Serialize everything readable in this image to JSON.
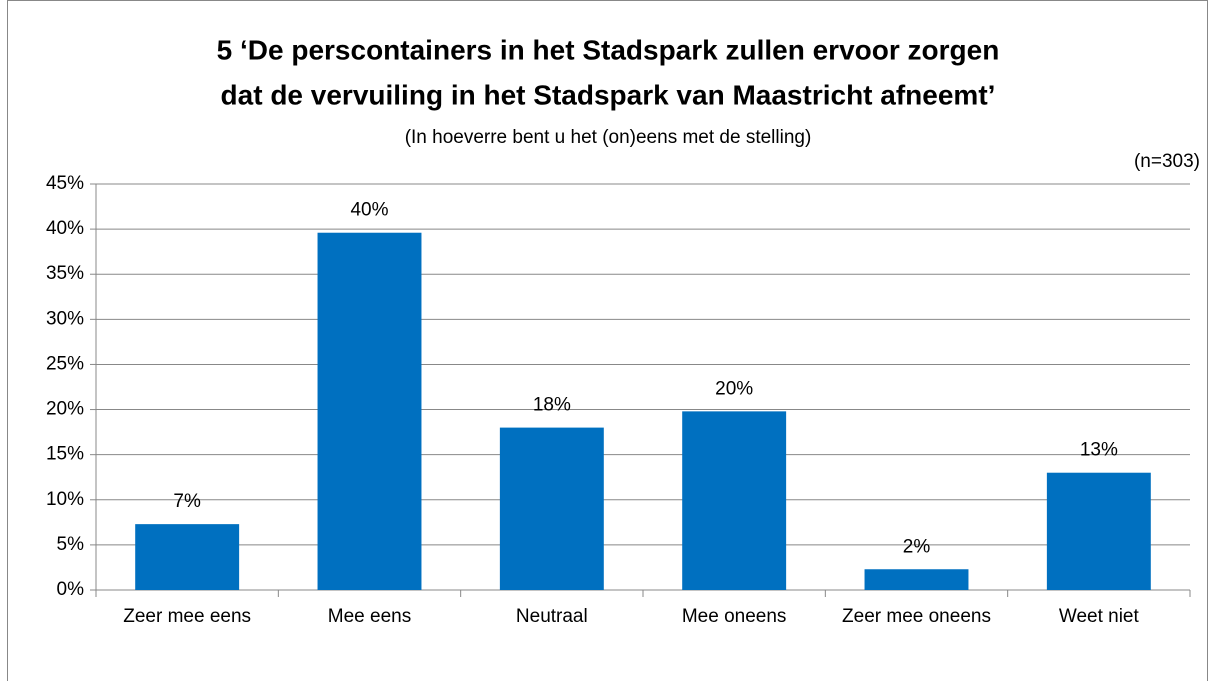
{
  "chart_data": {
    "type": "bar",
    "title": [
      "5 ‘De perscontainers in het Stadspark zullen ervoor zorgen",
      "dat de vervuiling in het Stadspark van Maastricht afneemt’"
    ],
    "subtitle": "(In hoeverre bent u het (on)eens met de stelling)",
    "annotation": "(n=303)",
    "categories": [
      "Zeer mee eens",
      "Mee eens",
      "Neutraal",
      "Mee oneens",
      "Zeer mee oneens",
      "Weet niet"
    ],
    "values": [
      7.3,
      39.6,
      18.0,
      19.8,
      2.3,
      13.0
    ],
    "value_labels": [
      "7%",
      "40%",
      "18%",
      "20%",
      "2%",
      "13%"
    ],
    "color": "#0070c0",
    "ylim": [
      0,
      45
    ],
    "yticks": [
      {
        "value": 0,
        "label": "0%"
      },
      {
        "value": 5,
        "label": "5%"
      },
      {
        "value": 10,
        "label": "10%"
      },
      {
        "value": 15,
        "label": "15%"
      },
      {
        "value": 20,
        "label": "20%"
      },
      {
        "value": 25,
        "label": "25%"
      },
      {
        "value": 30,
        "label": "30%"
      },
      {
        "value": 35,
        "label": "35%"
      },
      {
        "value": 40,
        "label": "40%"
      },
      {
        "value": 45,
        "label": "45%"
      }
    ],
    "grid": true
  }
}
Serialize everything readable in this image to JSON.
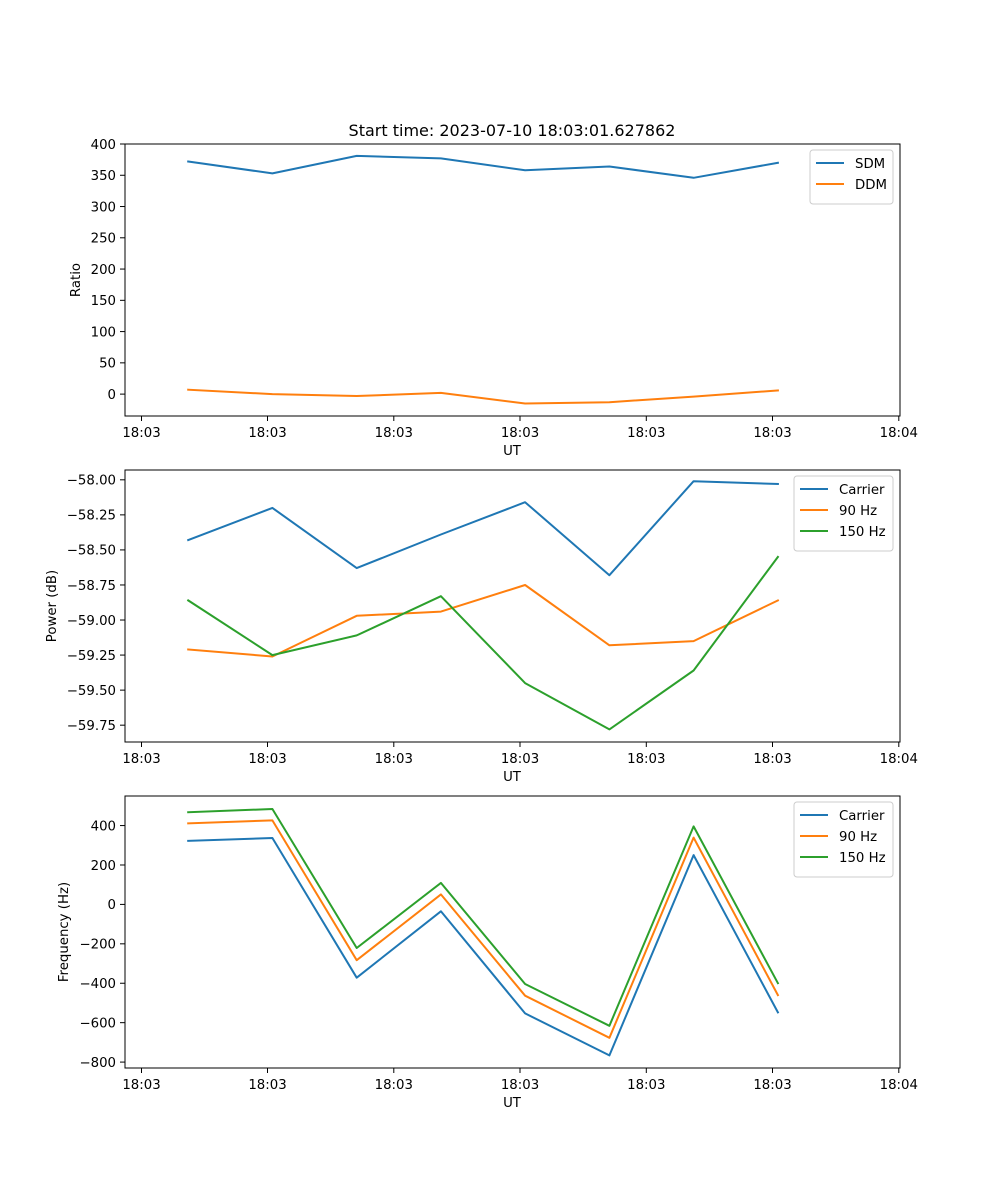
{
  "figure": {
    "title": "Start time: 2023-07-10 18:03:01.627862"
  },
  "colors": {
    "blue": "#1f77b4",
    "orange": "#ff7f0e",
    "green": "#2ca02c"
  },
  "chart_data": [
    {
      "type": "line",
      "title": "Start time: 2023-07-10 18:03:01.627862",
      "xlabel": "UT",
      "ylabel": "Ratio",
      "x_tick_labels": [
        "18:03",
        "18:03",
        "18:03",
        "18:03",
        "18:03",
        "18:03",
        "18:04"
      ],
      "yticks": [
        0,
        50,
        100,
        150,
        200,
        250,
        300,
        350,
        400
      ],
      "ytick_labels": [
        "0",
        "50",
        "100",
        "150",
        "200",
        "250",
        "300",
        "350",
        "400"
      ],
      "ylim": [
        -35,
        400
      ],
      "x": [
        1,
        2,
        3,
        4,
        5,
        6,
        7,
        8
      ],
      "xlim": [
        0.25,
        9.45
      ],
      "series": [
        {
          "name": "SDM",
          "color": "#1f77b4",
          "values": [
            372,
            353,
            381,
            377,
            358,
            364,
            346,
            370
          ]
        },
        {
          "name": "DDM",
          "color": "#ff7f0e",
          "values": [
            7,
            0,
            -3,
            2,
            -15,
            -13,
            -4,
            6
          ]
        }
      ],
      "legend": "upper-right"
    },
    {
      "type": "line",
      "title": "",
      "xlabel": "UT",
      "ylabel": "Power (dB)",
      "x_tick_labels": [
        "18:03",
        "18:03",
        "18:03",
        "18:03",
        "18:03",
        "18:03",
        "18:04"
      ],
      "yticks": [
        -59.75,
        -59.5,
        -59.25,
        -59.0,
        -58.75,
        -58.5,
        -58.25,
        -58.0
      ],
      "ytick_labels": [
        "−59.75",
        "−59.50",
        "−59.25",
        "−59.00",
        "−58.75",
        "−58.50",
        "−58.25",
        "−58.00"
      ],
      "ylim": [
        -59.87,
        -57.93
      ],
      "x": [
        1,
        2,
        3,
        4,
        5,
        6,
        7,
        8
      ],
      "xlim": [
        0.25,
        9.45
      ],
      "series": [
        {
          "name": "Carrier",
          "color": "#1f77b4",
          "values": [
            -58.43,
            -58.2,
            -58.63,
            -58.39,
            -58.16,
            -58.68,
            -58.01,
            -58.03
          ]
        },
        {
          "name": "90 Hz",
          "color": "#ff7f0e",
          "values": [
            -59.21,
            -59.26,
            -58.97,
            -58.94,
            -58.75,
            -59.18,
            -59.15,
            -58.86
          ]
        },
        {
          "name": "150 Hz",
          "color": "#2ca02c",
          "values": [
            -58.86,
            -59.25,
            -59.11,
            -58.83,
            -59.45,
            -59.78,
            -59.36,
            -58.55
          ]
        }
      ],
      "legend": "upper-right"
    },
    {
      "type": "line",
      "title": "",
      "xlabel": "UT",
      "ylabel": "Frequency (Hz)",
      "x_tick_labels": [
        "18:03",
        "18:03",
        "18:03",
        "18:03",
        "18:03",
        "18:03",
        "18:04"
      ],
      "yticks": [
        -800,
        -600,
        -400,
        -200,
        0,
        200,
        400
      ],
      "ytick_labels": [
        "−800",
        "−600",
        "−400",
        "−200",
        "0",
        "200",
        "400"
      ],
      "ylim": [
        -830,
        550
      ],
      "x": [
        1,
        2,
        3,
        4,
        5,
        6,
        7,
        8
      ],
      "xlim": [
        0.25,
        9.45
      ],
      "series": [
        {
          "name": "Carrier",
          "color": "#1f77b4",
          "values": [
            322,
            337,
            -372,
            -35,
            -553,
            -766,
            250,
            -548
          ]
        },
        {
          "name": "90 Hz",
          "color": "#ff7f0e",
          "values": [
            411,
            426,
            -283,
            51,
            -463,
            -677,
            339,
            -460
          ]
        },
        {
          "name": "150 Hz",
          "color": "#2ca02c",
          "values": [
            468,
            484,
            -221,
            109,
            -404,
            -616,
            396,
            -400
          ]
        }
      ],
      "legend": "upper-right"
    }
  ]
}
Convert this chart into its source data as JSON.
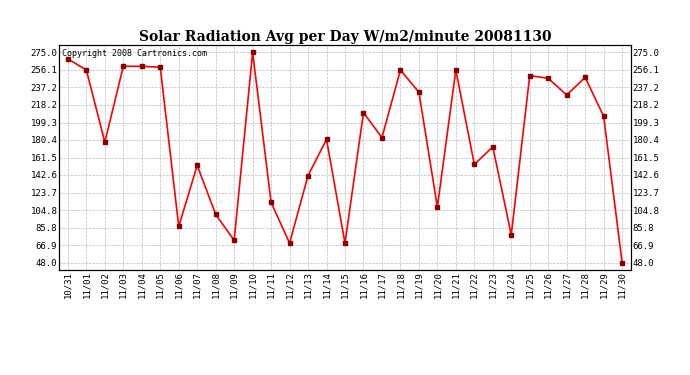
{
  "title": "Solar Radiation Avg per Day W/m2/minute 20081130",
  "copyright": "Copyright 2008 Cartronics.com",
  "line_color": "#ff0000",
  "marker_color": "#880000",
  "background_color": "#ffffff",
  "grid_color": "#bbbbbb",
  "dates": [
    "10/31",
    "11/01",
    "11/02",
    "11/03",
    "11/04",
    "11/05",
    "11/06",
    "11/07",
    "11/08",
    "11/09",
    "11/10",
    "11/11",
    "11/12",
    "11/13",
    "11/14",
    "11/15",
    "11/16",
    "11/17",
    "11/18",
    "11/19",
    "11/20",
    "11/21",
    "11/22",
    "11/23",
    "11/24",
    "11/25",
    "11/26",
    "11/27",
    "11/28",
    "11/29",
    "11/30"
  ],
  "values": [
    268.0,
    256.0,
    178.0,
    260.0,
    260.0,
    259.0,
    87.0,
    153.0,
    100.0,
    72.0,
    275.0,
    113.0,
    69.0,
    142.0,
    181.0,
    69.0,
    210.0,
    183.0,
    256.0,
    232.0,
    108.0,
    256.0,
    154.0,
    173.0,
    78.0,
    250.0,
    247.0,
    229.0,
    248.0,
    206.0,
    48.0
  ],
  "yticks": [
    48.0,
    66.9,
    85.8,
    104.8,
    123.7,
    142.6,
    161.5,
    180.4,
    199.3,
    218.2,
    237.2,
    256.1,
    275.0
  ],
  "ylim": [
    40,
    283
  ],
  "title_fontsize": 10,
  "tick_fontsize": 6.5,
  "copyright_fontsize": 6
}
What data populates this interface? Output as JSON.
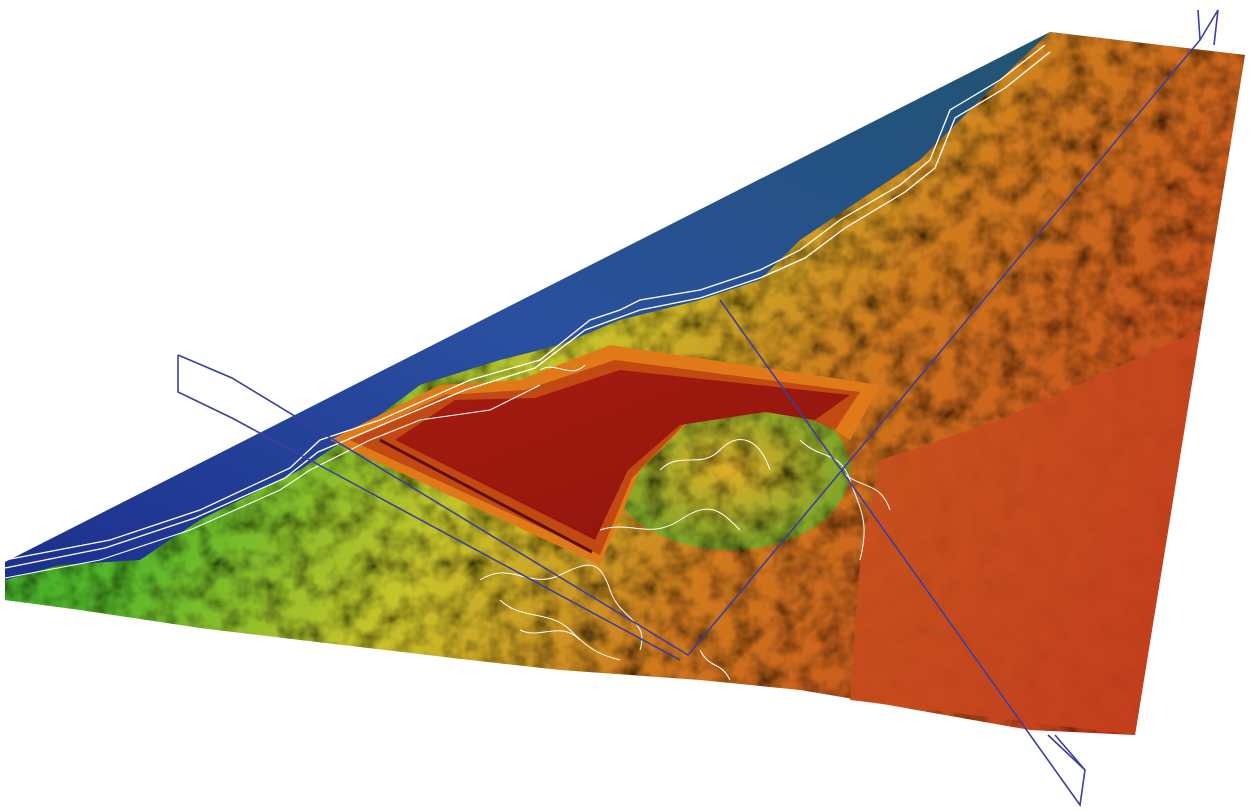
{
  "view": {
    "background_color": "#ffffff",
    "kind": "3d-terrain-elevation-model"
  },
  "palette": {
    "sea_dark": "#1b2c8c",
    "sea_blue": "#2a4fa0",
    "sea_teal": "#1f5566",
    "coast_green": "#1f9a2a",
    "low_green": "#58b82a",
    "mid_yellow": "#c8c42a",
    "mid_orange": "#d07a1e",
    "high_red": "#b8281a",
    "pit_red": "#a11a10",
    "contour_color": "#ffffff",
    "section_plane_color": "#3b3f9e"
  },
  "layers": {
    "sea": true,
    "coast": true,
    "hillshade": true,
    "excavation_pit": true,
    "contours": true,
    "section_planes": 2
  }
}
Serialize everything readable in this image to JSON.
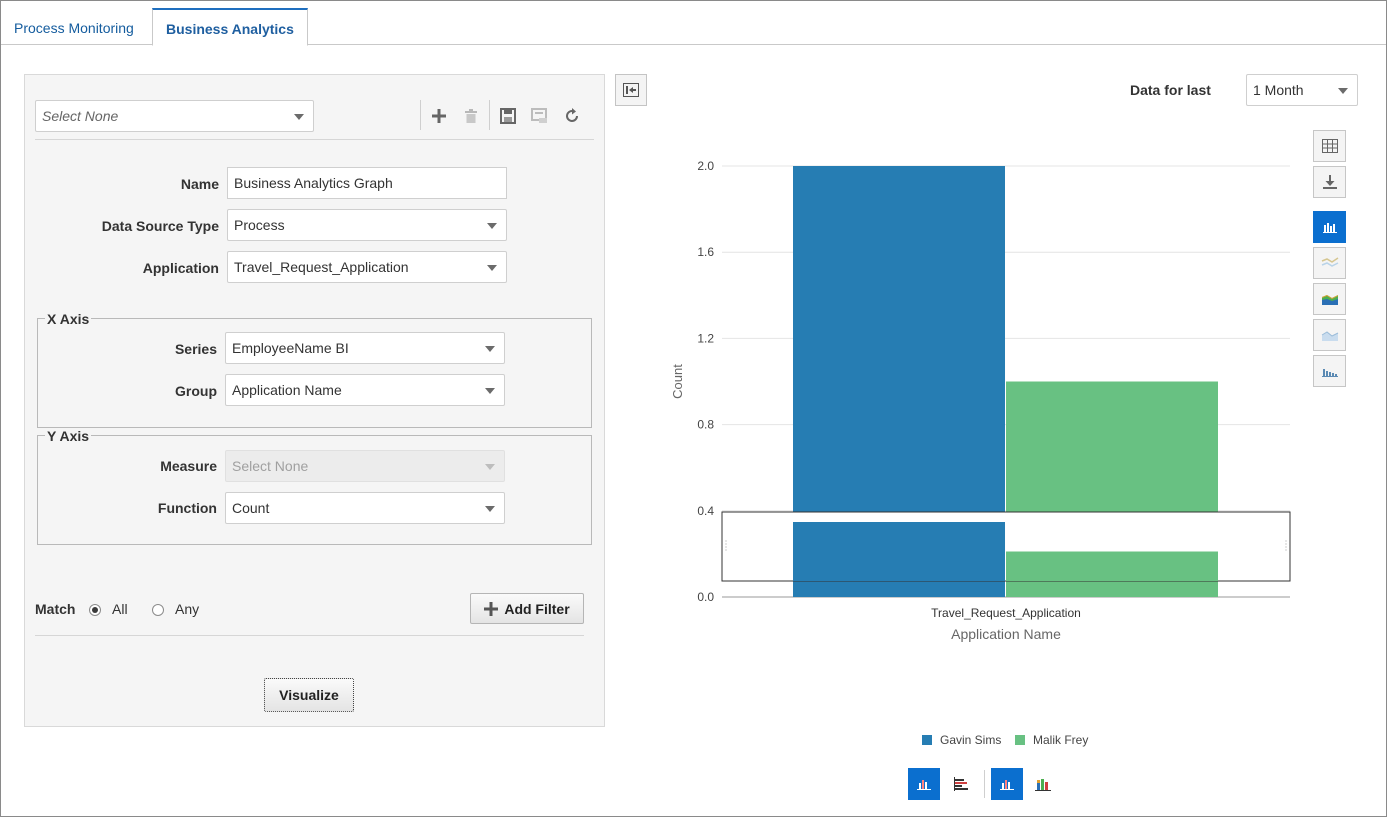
{
  "tabs": [
    {
      "label": "Process Monitoring"
    },
    {
      "label": "Business Analytics"
    }
  ],
  "left_panel": {
    "selector": {
      "value": "Select None"
    },
    "toolbar": {
      "icons": [
        "add-icon",
        "delete-icon",
        "save-icon",
        "save-as-icon",
        "refresh-icon"
      ]
    },
    "fields": {
      "name_label": "Name",
      "name_value": "Business Analytics Graph",
      "source_label": "Data Source Type",
      "source_value": "Process",
      "app_label": "Application",
      "app_value": "Travel_Request_Application"
    },
    "x_axis": {
      "legend": "X Axis",
      "series_label": "Series",
      "series_value": "EmployeeName BI",
      "group_label": "Group",
      "group_value": "Application Name"
    },
    "y_axis": {
      "legend": "Y Axis",
      "measure_label": "Measure",
      "measure_value": "Select None",
      "function_label": "Function",
      "function_value": "Count"
    },
    "match": {
      "label": "Match",
      "all": "All",
      "any": "Any",
      "selected": "All"
    },
    "add_filter": "Add Filter",
    "visualize": "Visualize"
  },
  "right_panel": {
    "data_for_last_label": "Data for last",
    "data_for_last_value": "1 Month",
    "side_tools": [
      "table-icon",
      "download-icon",
      "bar-chart-icon",
      "line-chart-icon",
      "area-chart-icon",
      "stacked-area-icon",
      "histogram-icon"
    ],
    "bottom_tools": [
      "vertical-bar-icon",
      "horizontal-bar-icon",
      "clustered-bar-icon",
      "stacked-bar-icon"
    ]
  },
  "colors": {
    "series1": "#267db3",
    "series2": "#68c182",
    "accent": "#0b6fcf"
  },
  "chart_data": {
    "type": "bar",
    "categories": [
      "Travel_Request_Application"
    ],
    "series": [
      {
        "name": "Gavin Sims",
        "values": [
          2.0
        ]
      },
      {
        "name": "Malik Frey",
        "values": [
          1.0
        ]
      }
    ],
    "ylabel": "Count",
    "xlabel": "Application Name",
    "ylim": [
      0,
      2.0
    ],
    "yticks": [
      "0.0",
      "0.4",
      "0.8",
      "1.2",
      "1.6",
      "2.0"
    ],
    "grid": true,
    "legend": "bottom"
  }
}
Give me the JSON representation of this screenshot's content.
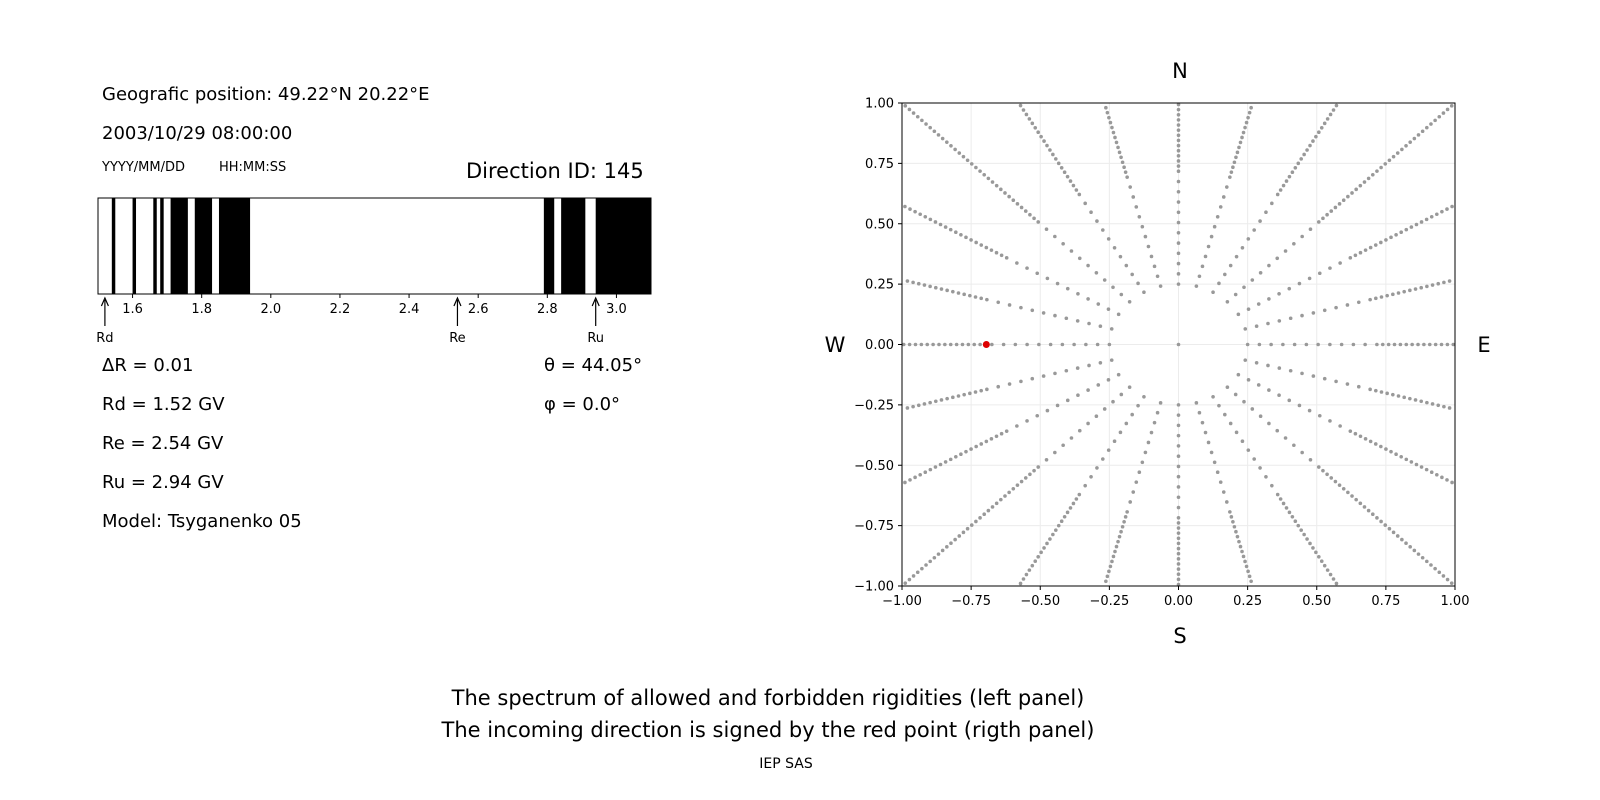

::::

**Task to carry out:** Return every line above in which the string "ylabel" occurs.

**The answer:**
      "ylabel": "Ratio",
      "ylabel": "Power (dB)",
      "ylabel": "Frequency (Hz)",
    "ylabel": "Count",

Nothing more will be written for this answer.